Entries from a dataset:
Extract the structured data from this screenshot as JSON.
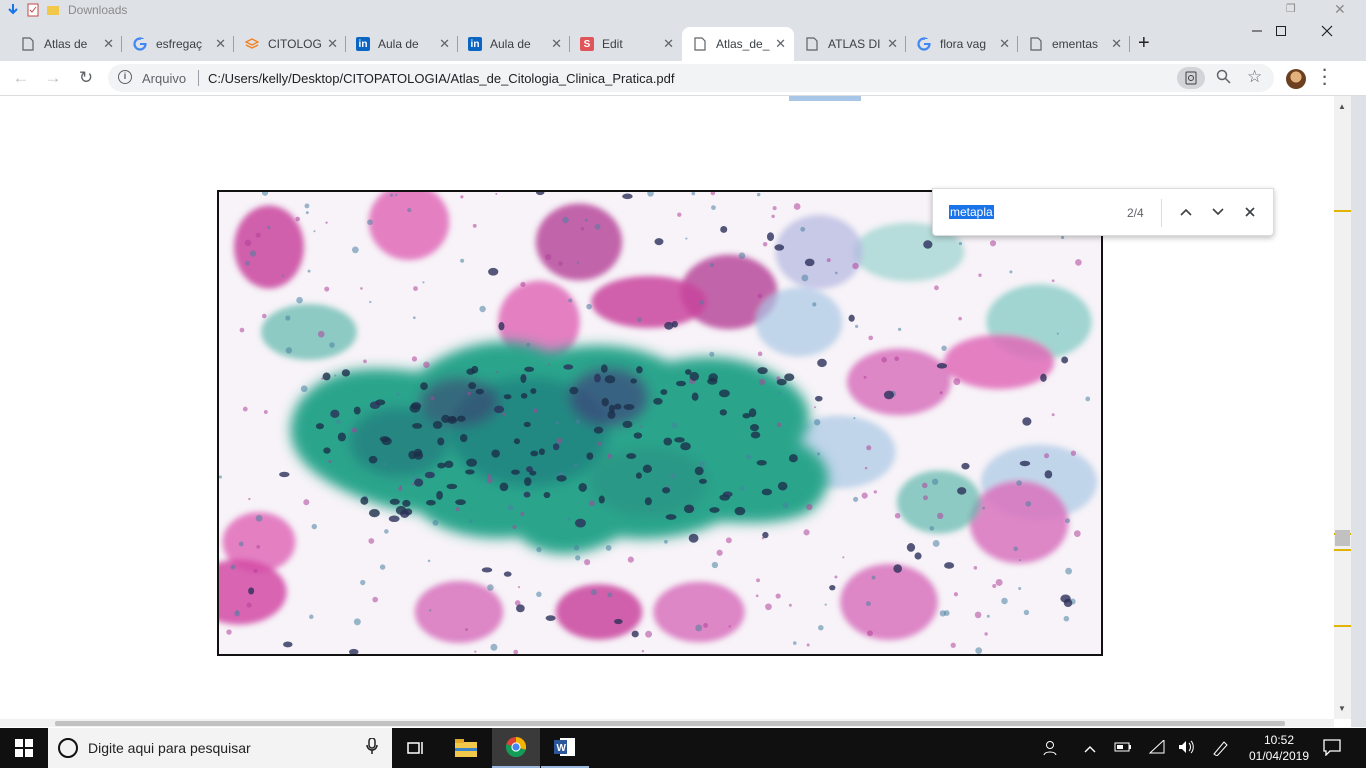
{
  "explorer": {
    "downloads_label": "Downloads"
  },
  "tabs": [
    {
      "title": "Atlas de",
      "favicon": "document-icon",
      "active": false
    },
    {
      "title": "esfregaç",
      "favicon": "google-icon",
      "active": false
    },
    {
      "title": "CITOLOG",
      "favicon": "stack-icon",
      "active": false
    },
    {
      "title": "Aula de",
      "favicon": "linkedin-icon",
      "active": false
    },
    {
      "title": "Aula de",
      "favicon": "linkedin-icon",
      "active": false
    },
    {
      "title": "Edit",
      "favicon": "scribd-icon",
      "active": false
    },
    {
      "title": "Atlas_de_",
      "favicon": "document-icon",
      "active": true
    },
    {
      "title": "ATLAS DI",
      "favicon": "document-icon",
      "active": false
    },
    {
      "title": "flora vag",
      "favicon": "google-icon",
      "active": false
    },
    {
      "title": "ementas",
      "favicon": "document-icon",
      "active": false
    }
  ],
  "toolbar": {
    "site_label": "Arquivo",
    "url": "C:/Users/kelly/Desktop/CITOPATOLOGIA/Atlas_de_Citologia_Clinica_Pratica.pdf"
  },
  "find": {
    "query": "metapla",
    "count": "2/4"
  },
  "taskbar": {
    "search_placeholder": "Digite aqui para pesquisar",
    "time": "10:52",
    "date": "01/04/2019"
  },
  "colors": {
    "tabstrip": "#dee1e6",
    "find_highlight": "#1a73e8",
    "scroll_marker": "#e0b400",
    "taskbar": "#101010",
    "stain_cyan": "#2fa58a",
    "stain_pink": "#d0459f"
  }
}
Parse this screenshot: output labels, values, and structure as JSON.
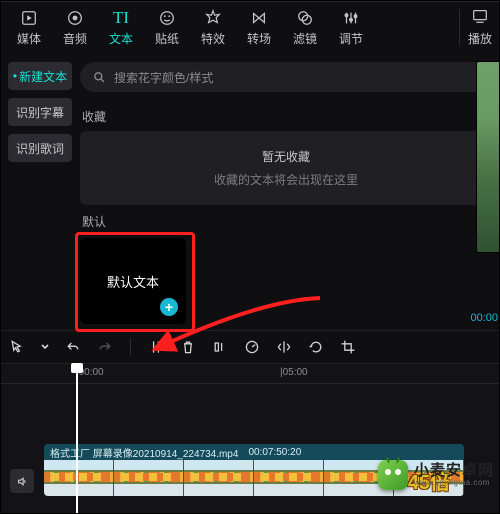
{
  "top_tabs": {
    "media": {
      "label": "媒体"
    },
    "audio": {
      "label": "音频"
    },
    "text": {
      "label": "文本"
    },
    "sticker": {
      "label": "贴纸"
    },
    "effect": {
      "label": "特效"
    },
    "trans": {
      "label": "转场"
    },
    "filter": {
      "label": "滤镜"
    },
    "adjust": {
      "label": "调节"
    },
    "player": {
      "label": "播放"
    }
  },
  "sidebar": {
    "items": [
      {
        "label": "新建文本"
      },
      {
        "label": "识别字幕"
      },
      {
        "label": "识别歌词"
      }
    ]
  },
  "search": {
    "placeholder": "搜索花字颜色/样式"
  },
  "sections": {
    "fav_label": "收藏",
    "fav_empty_title": "暂无收藏",
    "fav_empty_sub": "收藏的文本将会出现在这里",
    "default_label": "默认",
    "default_card_text": "默认文本"
  },
  "preview": {
    "time": "00:00"
  },
  "ruler": {
    "t0": "|00:00",
    "t1": "|05:00"
  },
  "clip": {
    "name": "格式工厂 屏幕录像20210914_224734.mp4",
    "dur": "00:07:50:20",
    "overlay_text": "45倍"
  },
  "watermark": {
    "cn": "小麦安卓网",
    "en": "www.xmsigma.com"
  }
}
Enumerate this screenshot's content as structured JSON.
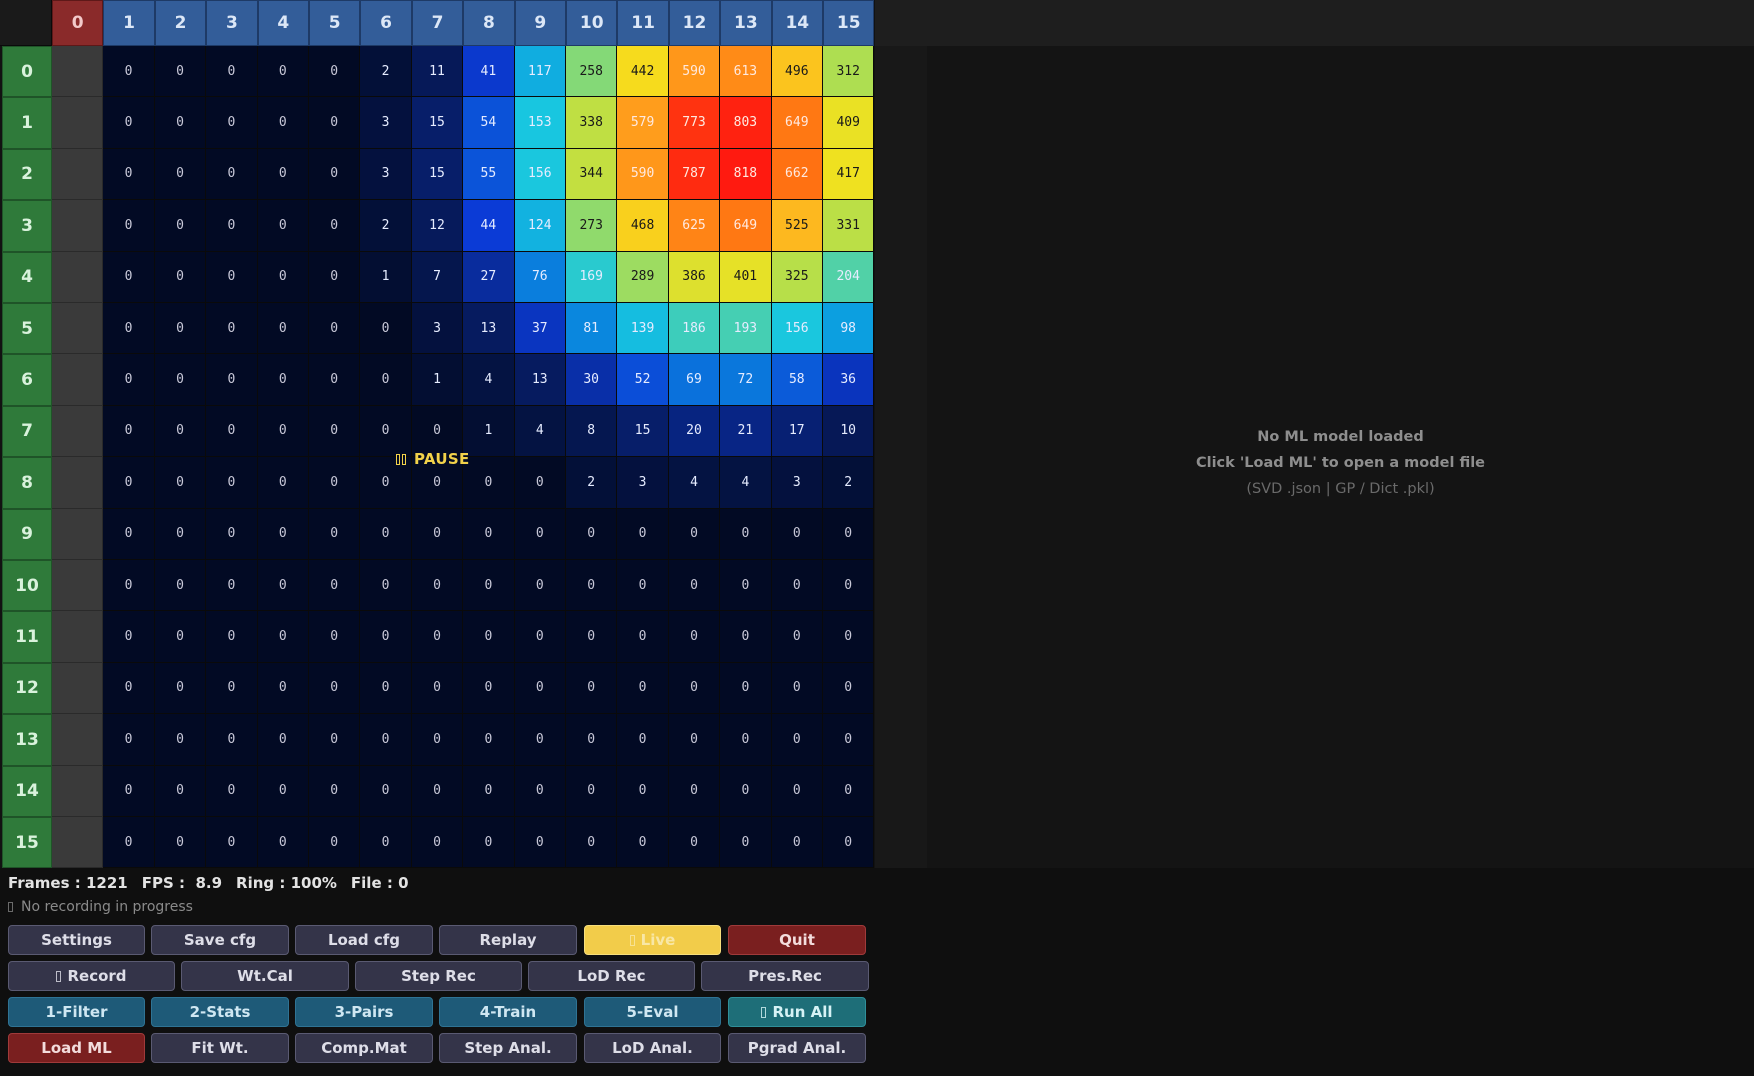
{
  "grid": {
    "col_headers": [
      "0",
      "1",
      "2",
      "3",
      "4",
      "5",
      "6",
      "7",
      "8",
      "9",
      "10",
      "11",
      "12",
      "13",
      "14",
      "15"
    ],
    "row_headers": [
      "0",
      "1",
      "2",
      "3",
      "4",
      "5",
      "6",
      "7",
      "8",
      "9",
      "10",
      "11",
      "12",
      "13",
      "14",
      "15"
    ],
    "active_col": 0,
    "values": [
      [
        null,
        0,
        0,
        0,
        0,
        0,
        2,
        11,
        41,
        117,
        258,
        442,
        590,
        613,
        496,
        312
      ],
      [
        null,
        0,
        0,
        0,
        0,
        0,
        3,
        15,
        54,
        153,
        338,
        579,
        773,
        803,
        649,
        409
      ],
      [
        null,
        0,
        0,
        0,
        0,
        0,
        3,
        15,
        55,
        156,
        344,
        590,
        787,
        818,
        662,
        417
      ],
      [
        null,
        0,
        0,
        0,
        0,
        0,
        2,
        12,
        44,
        124,
        273,
        468,
        625,
        649,
        525,
        331
      ],
      [
        null,
        0,
        0,
        0,
        0,
        0,
        1,
        7,
        27,
        76,
        169,
        289,
        386,
        401,
        325,
        204
      ],
      [
        null,
        0,
        0,
        0,
        0,
        0,
        0,
        3,
        13,
        37,
        81,
        139,
        186,
        193,
        156,
        98
      ],
      [
        null,
        0,
        0,
        0,
        0,
        0,
        0,
        1,
        4,
        13,
        30,
        52,
        69,
        72,
        58,
        36
      ],
      [
        null,
        0,
        0,
        0,
        0,
        0,
        0,
        0,
        1,
        4,
        8,
        15,
        20,
        21,
        17,
        10
      ],
      [
        null,
        0,
        0,
        0,
        0,
        0,
        0,
        0,
        0,
        0,
        2,
        3,
        4,
        4,
        3,
        2
      ],
      [
        null,
        0,
        0,
        0,
        0,
        0,
        0,
        0,
        0,
        0,
        0,
        0,
        0,
        0,
        0,
        0
      ],
      [
        null,
        0,
        0,
        0,
        0,
        0,
        0,
        0,
        0,
        0,
        0,
        0,
        0,
        0,
        0,
        0
      ],
      [
        null,
        0,
        0,
        0,
        0,
        0,
        0,
        0,
        0,
        0,
        0,
        0,
        0,
        0,
        0,
        0
      ],
      [
        null,
        0,
        0,
        0,
        0,
        0,
        0,
        0,
        0,
        0,
        0,
        0,
        0,
        0,
        0,
        0
      ],
      [
        null,
        0,
        0,
        0,
        0,
        0,
        0,
        0,
        0,
        0,
        0,
        0,
        0,
        0,
        0,
        0
      ],
      [
        null,
        0,
        0,
        0,
        0,
        0,
        0,
        0,
        0,
        0,
        0,
        0,
        0,
        0,
        0,
        0
      ],
      [
        null,
        0,
        0,
        0,
        0,
        0,
        0,
        0,
        0,
        0,
        0,
        0,
        0,
        0,
        0,
        0
      ]
    ],
    "colormap": {
      "stops": [
        "#020a24",
        "#061a5c",
        "#0b3bd6",
        "#0a9ae0",
        "#18c7e0",
        "#6fd68a",
        "#b6df4a",
        "#f5e11c",
        "#ffb020",
        "#ff6a10",
        "#ff1a10"
      ],
      "max": 818
    },
    "pause_label": "PAUSE"
  },
  "ml_panel": {
    "line1": "No ML model loaded",
    "line2": "Click  'Load ML'  to open a model file",
    "line3": "(SVD .json  |  GP / Dict .pkl)"
  },
  "status": {
    "frames": "Frames : 1221",
    "fps": "FPS :  8.9",
    "ring": "Ring : 100%",
    "file": "File : 0",
    "recording": "No recording in progress"
  },
  "buttons": {
    "row1": [
      "Settings",
      "Save cfg",
      "Load cfg",
      "Replay",
      "Live",
      "Quit"
    ],
    "row2": [
      "Record",
      "Wt.Cal",
      "Step Rec",
      "LoD Rec",
      "Pres.Rec"
    ],
    "row3": [
      "1-Filter",
      "2-Stats",
      "3-Pairs",
      "4-Train",
      "5-Eval",
      "Run All"
    ],
    "row4": [
      "Load ML",
      "Fit Wt.",
      "Comp.Mat",
      "Step Anal.",
      "LoD Anal.",
      "Pgrad Anal."
    ]
  },
  "colors": {
    "col_header": "#335d99",
    "row_header": "#2f7a3a",
    "active_header": "#8a2a2a",
    "live_button": "#f2cc4a",
    "quit_button": "#7a1f1f",
    "run_all_button": "#1e6e78"
  }
}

To be done
In your copy of the records, include no pictures; repeat everything else exactly.

Solution to this task
Extract the structured data from this screenshot as JSON.
{
  "explorer": {
    "downloads_label": "Downloads"
  },
  "tabs": [
    {
      "title": "Atlas de",
      "favicon": "document-icon",
      "active": false
    },
    {
      "title": "esfregaç",
      "favicon": "google-icon",
      "active": false
    },
    {
      "title": "CITOLOG",
      "favicon": "stack-icon",
      "active": false
    },
    {
      "title": "Aula de",
      "favicon": "linkedin-icon",
      "active": false
    },
    {
      "title": "Aula de",
      "favicon": "linkedin-icon",
      "active": false
    },
    {
      "title": "Edit",
      "favicon": "scribd-icon",
      "active": false
    },
    {
      "title": "Atlas_de_",
      "favicon": "document-icon",
      "active": true
    },
    {
      "title": "ATLAS DI",
      "favicon": "document-icon",
      "active": false
    },
    {
      "title": "flora vag",
      "favicon": "google-icon",
      "active": false
    },
    {
      "title": "ementas",
      "favicon": "document-icon",
      "active": false
    }
  ],
  "toolbar": {
    "site_label": "Arquivo",
    "url": "C:/Users/kelly/Desktop/CITOPATOLOGIA/Atlas_de_Citologia_Clinica_Pratica.pdf"
  },
  "find": {
    "query": "metapla",
    "count": "2/4"
  },
  "taskbar": {
    "search_placeholder": "Digite aqui para pesquisar",
    "time": "10:52",
    "date": "01/04/2019"
  },
  "colors": {
    "tabstrip": "#dee1e6",
    "find_highlight": "#1a73e8",
    "scroll_marker": "#e0b400",
    "taskbar": "#101010",
    "stain_cyan": "#2fa58a",
    "stain_pink": "#d0459f"
  }
}
Parse this screenshot: output labels, values, and structure as JSON.
{
  "top_tabs": {
    "media": {
      "label": "媒体"
    },
    "audio": {
      "label": "音频"
    },
    "text": {
      "label": "文本"
    },
    "sticker": {
      "label": "贴纸"
    },
    "effect": {
      "label": "特效"
    },
    "trans": {
      "label": "转场"
    },
    "filter": {
      "label": "滤镜"
    },
    "adjust": {
      "label": "调节"
    },
    "player": {
      "label": "播放"
    }
  },
  "sidebar": {
    "items": [
      {
        "label": "新建文本"
      },
      {
        "label": "识别字幕"
      },
      {
        "label": "识别歌词"
      }
    ]
  },
  "search": {
    "placeholder": "搜索花字颜色/样式"
  },
  "sections": {
    "fav_label": "收藏",
    "fav_empty_title": "暂无收藏",
    "fav_empty_sub": "收藏的文本将会出现在这里",
    "default_label": "默认",
    "default_card_text": "默认文本"
  },
  "preview": {
    "time": "00:00"
  },
  "ruler": {
    "t0": "|00:00",
    "t1": "|05:00"
  },
  "clip": {
    "name": "格式工厂 屏幕录像20210914_224734.mp4",
    "dur": "00:07:50:20",
    "overlay_text": "45倍"
  },
  "watermark": {
    "cn": "小麦安卓网",
    "en": "www.xmsigma.com"
  }
}
Enumerate this screenshot's content as structured JSON.
{
  "grid": {
    "col_headers": [
      "0",
      "1",
      "2",
      "3",
      "4",
      "5",
      "6",
      "7",
      "8",
      "9",
      "10",
      "11",
      "12",
      "13",
      "14",
      "15"
    ],
    "row_headers": [
      "0",
      "1",
      "2",
      "3",
      "4",
      "5",
      "6",
      "7",
      "8",
      "9",
      "10",
      "11",
      "12",
      "13",
      "14",
      "15"
    ],
    "active_col": 0,
    "values": [
      [
        null,
        0,
        0,
        0,
        0,
        0,
        2,
        11,
        41,
        117,
        258,
        442,
        590,
        613,
        496,
        312
      ],
      [
        null,
        0,
        0,
        0,
        0,
        0,
        3,
        15,
        54,
        153,
        338,
        579,
        773,
        803,
        649,
        409
      ],
      [
        null,
        0,
        0,
        0,
        0,
        0,
        3,
        15,
        55,
        156,
        344,
        590,
        787,
        818,
        662,
        417
      ],
      [
        null,
        0,
        0,
        0,
        0,
        0,
        2,
        12,
        44,
        124,
        273,
        468,
        625,
        649,
        525,
        331
      ],
      [
        null,
        0,
        0,
        0,
        0,
        0,
        1,
        7,
        27,
        76,
        169,
        289,
        386,
        401,
        325,
        204
      ],
      [
        null,
        0,
        0,
        0,
        0,
        0,
        0,
        3,
        13,
        37,
        81,
        139,
        186,
        193,
        156,
        98
      ],
      [
        null,
        0,
        0,
        0,
        0,
        0,
        0,
        1,
        4,
        13,
        30,
        52,
        69,
        72,
        58,
        36
      ],
      [
        null,
        0,
        0,
        0,
        0,
        0,
        0,
        0,
        1,
        4,
        8,
        15,
        20,
        21,
        17,
        10
      ],
      [
        null,
        0,
        0,
        0,
        0,
        0,
        0,
        0,
        0,
        0,
        2,
        3,
        4,
        4,
        3,
        2
      ],
      [
        null,
        0,
        0,
        0,
        0,
        0,
        0,
        0,
        0,
        0,
        0,
        0,
        0,
        0,
        0,
        0
      ],
      [
        null,
        0,
        0,
        0,
        0,
        0,
        0,
        0,
        0,
        0,
        0,
        0,
        0,
        0,
        0,
        0
      ],
      [
        null,
        0,
        0,
        0,
        0,
        0,
        0,
        0,
        0,
        0,
        0,
        0,
        0,
        0,
        0,
        0
      ],
      [
        null,
        0,
        0,
        0,
        0,
        0,
        0,
        0,
        0,
        0,
        0,
        0,
        0,
        0,
        0,
        0
      ],
      [
        null,
        0,
        0,
        0,
        0,
        0,
        0,
        0,
        0,
        0,
        0,
        0,
        0,
        0,
        0,
        0
      ],
      [
        null,
        0,
        0,
        0,
        0,
        0,
        0,
        0,
        0,
        0,
        0,
        0,
        0,
        0,
        0,
        0
      ],
      [
        null,
        0,
        0,
        0,
        0,
        0,
        0,
        0,
        0,
        0,
        0,
        0,
        0,
        0,
        0,
        0
      ]
    ],
    "colormap": {
      "stops": [
        "#020a24",
        "#061a5c",
        "#0b3bd6",
        "#0a9ae0",
        "#18c7e0",
        "#6fd68a",
        "#b6df4a",
        "#f5e11c",
        "#ffb020",
        "#ff6a10",
        "#ff1a10"
      ],
      "max": 818
    },
    "pause_label": "PAUSE"
  },
  "ml_panel": {
    "line1": "No ML model loaded",
    "line2": "Click  'Load ML'  to open a model file",
    "line3": "(SVD .json  |  GP / Dict .pkl)"
  },
  "status": {
    "frames": "Frames : 1221",
    "fps": "FPS :  8.9",
    "ring": "Ring : 100%",
    "file": "File : 0",
    "recording": "No recording in progress"
  },
  "buttons": {
    "row1": [
      "Settings",
      "Save cfg",
      "Load cfg",
      "Replay",
      "Live",
      "Quit"
    ],
    "row2": [
      "Record",
      "Wt.Cal",
      "Step Rec",
      "LoD Rec",
      "Pres.Rec"
    ],
    "row3": [
      "1-Filter",
      "2-Stats",
      "3-Pairs",
      "4-Train",
      "5-Eval",
      "Run All"
    ],
    "row4": [
      "Load ML",
      "Fit Wt.",
      "Comp.Mat",
      "Step Anal.",
      "LoD Anal.",
      "Pgrad Anal."
    ]
  },
  "colors": {
    "col_header": "#335d99",
    "row_header": "#2f7a3a",
    "active_header": "#8a2a2a",
    "live_button": "#f2cc4a",
    "quit_button": "#7a1f1f",
    "run_all_button": "#1e6e78"
  }
}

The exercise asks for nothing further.